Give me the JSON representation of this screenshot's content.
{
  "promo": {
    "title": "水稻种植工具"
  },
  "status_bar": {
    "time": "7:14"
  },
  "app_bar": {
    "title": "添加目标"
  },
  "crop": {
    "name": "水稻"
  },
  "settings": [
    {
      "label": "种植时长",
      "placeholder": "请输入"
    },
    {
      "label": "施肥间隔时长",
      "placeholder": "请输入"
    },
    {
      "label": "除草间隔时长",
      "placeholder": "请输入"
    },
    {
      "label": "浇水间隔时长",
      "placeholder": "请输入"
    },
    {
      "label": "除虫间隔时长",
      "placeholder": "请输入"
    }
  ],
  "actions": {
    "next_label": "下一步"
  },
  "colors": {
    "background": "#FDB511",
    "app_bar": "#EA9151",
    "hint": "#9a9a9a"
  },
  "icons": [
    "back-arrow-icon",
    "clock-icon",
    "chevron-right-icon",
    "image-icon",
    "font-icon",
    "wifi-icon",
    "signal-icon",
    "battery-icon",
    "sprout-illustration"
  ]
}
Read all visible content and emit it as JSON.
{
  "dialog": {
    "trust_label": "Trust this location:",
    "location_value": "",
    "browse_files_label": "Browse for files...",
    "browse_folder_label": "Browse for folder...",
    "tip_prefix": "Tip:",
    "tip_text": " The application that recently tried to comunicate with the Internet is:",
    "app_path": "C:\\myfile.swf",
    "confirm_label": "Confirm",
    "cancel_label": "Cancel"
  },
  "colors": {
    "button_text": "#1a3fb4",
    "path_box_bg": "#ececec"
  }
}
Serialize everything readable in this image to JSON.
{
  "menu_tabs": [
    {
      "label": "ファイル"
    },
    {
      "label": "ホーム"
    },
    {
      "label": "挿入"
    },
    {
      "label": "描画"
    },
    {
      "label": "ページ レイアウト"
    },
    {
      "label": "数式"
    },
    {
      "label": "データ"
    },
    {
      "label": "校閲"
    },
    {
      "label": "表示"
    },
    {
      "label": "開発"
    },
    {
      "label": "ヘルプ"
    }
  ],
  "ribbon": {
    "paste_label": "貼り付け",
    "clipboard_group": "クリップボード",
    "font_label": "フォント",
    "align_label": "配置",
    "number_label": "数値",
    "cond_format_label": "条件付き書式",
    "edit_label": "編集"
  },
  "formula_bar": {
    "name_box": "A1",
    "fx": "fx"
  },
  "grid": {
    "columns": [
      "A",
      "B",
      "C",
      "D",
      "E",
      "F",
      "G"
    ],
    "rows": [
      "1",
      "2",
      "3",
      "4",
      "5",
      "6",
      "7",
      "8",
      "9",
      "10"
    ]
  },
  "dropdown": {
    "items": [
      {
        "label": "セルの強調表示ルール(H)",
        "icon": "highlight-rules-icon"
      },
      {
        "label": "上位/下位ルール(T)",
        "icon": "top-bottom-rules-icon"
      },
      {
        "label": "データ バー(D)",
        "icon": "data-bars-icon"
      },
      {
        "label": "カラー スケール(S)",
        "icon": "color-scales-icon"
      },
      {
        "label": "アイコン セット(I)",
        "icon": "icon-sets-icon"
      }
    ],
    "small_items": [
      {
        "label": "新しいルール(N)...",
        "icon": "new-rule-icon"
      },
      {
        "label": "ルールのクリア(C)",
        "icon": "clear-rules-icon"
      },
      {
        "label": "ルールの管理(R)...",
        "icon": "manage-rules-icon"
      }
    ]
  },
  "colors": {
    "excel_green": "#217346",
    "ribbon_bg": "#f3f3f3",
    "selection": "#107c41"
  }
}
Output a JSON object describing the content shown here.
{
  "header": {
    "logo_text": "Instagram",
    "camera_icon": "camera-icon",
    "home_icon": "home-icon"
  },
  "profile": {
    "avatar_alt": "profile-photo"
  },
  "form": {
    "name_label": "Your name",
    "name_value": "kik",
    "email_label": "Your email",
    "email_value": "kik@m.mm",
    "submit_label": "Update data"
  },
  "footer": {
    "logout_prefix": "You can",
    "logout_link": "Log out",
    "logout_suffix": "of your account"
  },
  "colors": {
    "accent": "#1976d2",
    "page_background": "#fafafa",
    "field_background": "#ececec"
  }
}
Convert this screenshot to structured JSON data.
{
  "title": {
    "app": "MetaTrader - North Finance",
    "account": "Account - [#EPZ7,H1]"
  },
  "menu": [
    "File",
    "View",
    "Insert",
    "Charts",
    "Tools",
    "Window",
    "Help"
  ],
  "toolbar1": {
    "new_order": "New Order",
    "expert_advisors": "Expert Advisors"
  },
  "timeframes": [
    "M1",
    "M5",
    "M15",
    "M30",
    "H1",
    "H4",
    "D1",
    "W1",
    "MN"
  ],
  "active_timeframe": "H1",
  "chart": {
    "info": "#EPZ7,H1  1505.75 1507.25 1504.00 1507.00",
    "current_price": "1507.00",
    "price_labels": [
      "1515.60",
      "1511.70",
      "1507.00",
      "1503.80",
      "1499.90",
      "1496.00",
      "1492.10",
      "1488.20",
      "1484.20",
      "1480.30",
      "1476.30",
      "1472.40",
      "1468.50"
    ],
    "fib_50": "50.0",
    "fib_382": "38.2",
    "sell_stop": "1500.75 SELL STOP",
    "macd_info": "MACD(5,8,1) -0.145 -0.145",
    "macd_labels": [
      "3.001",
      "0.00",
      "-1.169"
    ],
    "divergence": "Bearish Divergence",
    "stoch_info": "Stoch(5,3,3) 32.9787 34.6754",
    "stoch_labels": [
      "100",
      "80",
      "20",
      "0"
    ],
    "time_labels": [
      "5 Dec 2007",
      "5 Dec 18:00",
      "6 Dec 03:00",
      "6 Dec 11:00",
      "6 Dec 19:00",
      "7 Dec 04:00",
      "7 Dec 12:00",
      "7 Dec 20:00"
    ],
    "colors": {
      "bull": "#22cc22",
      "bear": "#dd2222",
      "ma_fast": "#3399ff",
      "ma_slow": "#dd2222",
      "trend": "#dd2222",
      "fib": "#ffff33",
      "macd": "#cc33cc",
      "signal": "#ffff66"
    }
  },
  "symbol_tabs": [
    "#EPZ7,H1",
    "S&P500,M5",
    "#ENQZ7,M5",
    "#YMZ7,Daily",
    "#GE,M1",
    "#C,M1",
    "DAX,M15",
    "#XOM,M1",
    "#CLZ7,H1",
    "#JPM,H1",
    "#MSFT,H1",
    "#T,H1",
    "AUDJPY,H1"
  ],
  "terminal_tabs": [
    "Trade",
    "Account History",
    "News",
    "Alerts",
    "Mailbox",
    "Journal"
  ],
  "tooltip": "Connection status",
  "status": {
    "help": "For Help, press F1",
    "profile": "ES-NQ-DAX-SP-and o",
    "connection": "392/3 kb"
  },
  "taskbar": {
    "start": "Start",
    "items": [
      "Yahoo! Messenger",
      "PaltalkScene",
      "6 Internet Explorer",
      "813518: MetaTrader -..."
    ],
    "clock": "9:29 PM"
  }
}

————

GIVEN INSTRUCTION —
Reproduce the material verbatim, line by line.

EXERCISE OUTPUT —
Give me the JSON representation of this screenshot's content.
{
  "promo": {
    "title": "水稻种植工具"
  },
  "status_bar": {
    "time": "7:14"
  },
  "app_bar": {
    "title": "添加目标"
  },
  "crop": {
    "name": "水稻"
  },
  "settings": [
    {
      "label": "种植时长",
      "placeholder": "请输入"
    },
    {
      "label": "施肥间隔时长",
      "placeholder": "请输入"
    },
    {
      "label": "除草间隔时长",
      "placeholder": "请输入"
    },
    {
      "label": "浇水间隔时长",
      "placeholder": "请输入"
    },
    {
      "label": "除虫间隔时长",
      "placeholder": "请输入"
    }
  ],
  "actions": {
    "next_label": "下一步"
  },
  "colors": {
    "background": "#FDB511",
    "app_bar": "#EA9151",
    "hint": "#9a9a9a"
  },
  "icons": [
    "back-arrow-icon",
    "clock-icon",
    "chevron-right-icon",
    "image-icon",
    "font-icon",
    "wifi-icon",
    "signal-icon",
    "battery-icon",
    "sprout-illustration"
  ]
}
Read all visible content and emit it as JSON.
{
  "dialog": {
    "trust_label": "Trust this location:",
    "location_value": "",
    "browse_files_label": "Browse for files...",
    "browse_folder_label": "Browse for folder...",
    "tip_prefix": "Tip:",
    "tip_text": " The application that recently tried to comunicate with the Internet is:",
    "app_path": "C:\\myfile.swf",
    "confirm_label": "Confirm",
    "cancel_label": "Cancel"
  },
  "colors": {
    "button_text": "#1a3fb4",
    "path_box_bg": "#ececec"
  }
}
Serialize everything readable in this image to JSON.
{
  "menu_tabs": [
    {
      "label": "ファイル"
    },
    {
      "label": "ホーム"
    },
    {
      "label": "挿入"
    },
    {
      "label": "描画"
    },
    {
      "label": "ページ レイアウト"
    },
    {
      "label": "数式"
    },
    {
      "label": "データ"
    },
    {
      "label": "校閲"
    },
    {
      "label": "表示"
    },
    {
      "label": "開発"
    },
    {
      "label": "ヘルプ"
    }
  ],
  "ribbon": {
    "paste_label": "貼り付け",
    "clipboard_group": "クリップボード",
    "font_label": "フォント",
    "align_label": "配置",
    "number_label": "数値",
    "cond_format_label": "条件付き書式",
    "edit_label": "編集"
  },
  "formula_bar": {
    "name_box": "A1",
    "fx": "fx"
  },
  "grid": {
    "columns": [
      "A",
      "B",
      "C",
      "D",
      "E",
      "F",
      "G"
    ],
    "rows": [
      "1",
      "2",
      "3",
      "4",
      "5",
      "6",
      "7",
      "8",
      "9",
      "10"
    ]
  },
  "dropdown": {
    "items": [
      {
        "label": "セルの強調表示ルール(H)",
        "icon": "highlight-rules-icon"
      },
      {
        "label": "上位/下位ルール(T)",
        "icon": "top-bottom-rules-icon"
      },
      {
        "label": "データ バー(D)",
        "icon": "data-bars-icon"
      },
      {
        "label": "カラー スケール(S)",
        "icon": "color-scales-icon"
      },
      {
        "label": "アイコン セット(I)",
        "icon": "icon-sets-icon"
      }
    ],
    "small_items": [
      {
        "label": "新しいルール(N)...",
        "icon": "new-rule-icon"
      },
      {
        "label": "ルールのクリア(C)",
        "icon": "clear-rules-icon"
      },
      {
        "label": "ルールの管理(R)...",
        "icon": "manage-rules-icon"
      }
    ]
  },
  "colors": {
    "excel_green": "#217346",
    "ribbon_bg": "#f3f3f3",
    "selection": "#107c41"
  }
}
Output a JSON object describing the content shown here.
{
  "header": {
    "logo_text": "Instagram",
    "camera_icon": "camera-icon",
    "home_icon": "home-icon"
  },
  "profile": {
    "avatar_alt": "profile-photo"
  },
  "form": {
    "name_label": "Your name",
    "name_value": "kik",
    "email_label": "Your email",
    "email_value": "kik@m.mm",
    "submit_label": "Update data"
  },
  "footer": {
    "logout_prefix": "You can",
    "logout_link": "Log out",
    "logout_suffix": "of your account"
  },
  "colors": {
    "accent": "#1976d2",
    "page_background": "#fafafa",
    "field_background": "#ececec"
  }
}
Convert this screenshot to structured JSON data.
{
  "title": {
    "app": "MetaTrader - North Finance",
    "account": "Account - [#EPZ7,H1]"
  },
  "menu": [
    "File",
    "View",
    "Insert",
    "Charts",
    "Tools",
    "Window",
    "Help"
  ],
  "toolbar1": {
    "new_order": "New Order",
    "expert_advisors": "Expert Advisors"
  },
  "timeframes": [
    "M1",
    "M5",
    "M15",
    "M30",
    "H1",
    "H4",
    "D1",
    "W1",
    "MN"
  ],
  "active_timeframe": "H1",
  "chart": {
    "info": "#EPZ7,H1  1505.75 1507.25 1504.00 1507.00",
    "current_price": "1507.00",
    "price_labels": [
      "1515.60",
      "1511.70",
      "1507.00",
      "1503.80",
      "1499.90",
      "1496.00",
      "1492.10",
      "1488.20",
      "1484.20",
      "1480.30",
      "1476.30",
      "1472.40",
      "1468.50"
    ],
    "fib_50": "50.0",
    "fib_382": "38.2",
    "sell_stop": "1500.75 SELL STOP",
    "macd_info": "MACD(5,8,1) -0.145 -0.145",
    "macd_labels": [
      "3.001",
      "0.00",
      "-1.169"
    ],
    "divergence": "Bearish Divergence",
    "stoch_info": "Stoch(5,3,3) 32.9787 34.6754",
    "stoch_labels": [
      "100",
      "80",
      "20",
      "0"
    ],
    "time_labels": [
      "5 Dec 2007",
      "5 Dec 18:00",
      "6 Dec 03:00",
      "6 Dec 11:00",
      "6 Dec 19:00",
      "7 Dec 04:00",
      "7 Dec 12:00",
      "7 Dec 20:00"
    ],
    "colors": {
      "bull": "#22cc22",
      "bear": "#dd2222",
      "ma_fast": "#3399ff",
      "ma_slow": "#dd2222",
      "trend": "#dd2222",
      "fib": "#ffff33",
      "macd": "#cc33cc",
      "signal": "#ffff66"
    }
  },
  "symbol_tabs": [
    "#EPZ7,H1",
    "S&P500,M5",
    "#ENQZ7,M5",
    "#YMZ7,Daily",
    "#GE,M1",
    "#C,M1",
    "DAX,M15",
    "#XOM,M1",
    "#CLZ7,H1",
    "#JPM,H1",
    "#MSFT,H1",
    "#T,H1",
    "AUDJPY,H1"
  ],
  "terminal_tabs": [
    "Trade",
    "Account History",
    "News",
    "Alerts",
    "Mailbox",
    "Journal"
  ],
  "tooltip": "Connection status",
  "status": {
    "help": "For Help, press F1",
    "profile": "ES-NQ-DAX-SP-and o",
    "connection": "392/3 kb"
  },
  "taskbar": {
    "start": "Start",
    "items": [
      "Yahoo! Messenger",
      "PaltalkScene",
      "6 Internet Explorer",
      "813518: MetaTrader -..."
    ],
    "clock": "9:29 PM"
  }
}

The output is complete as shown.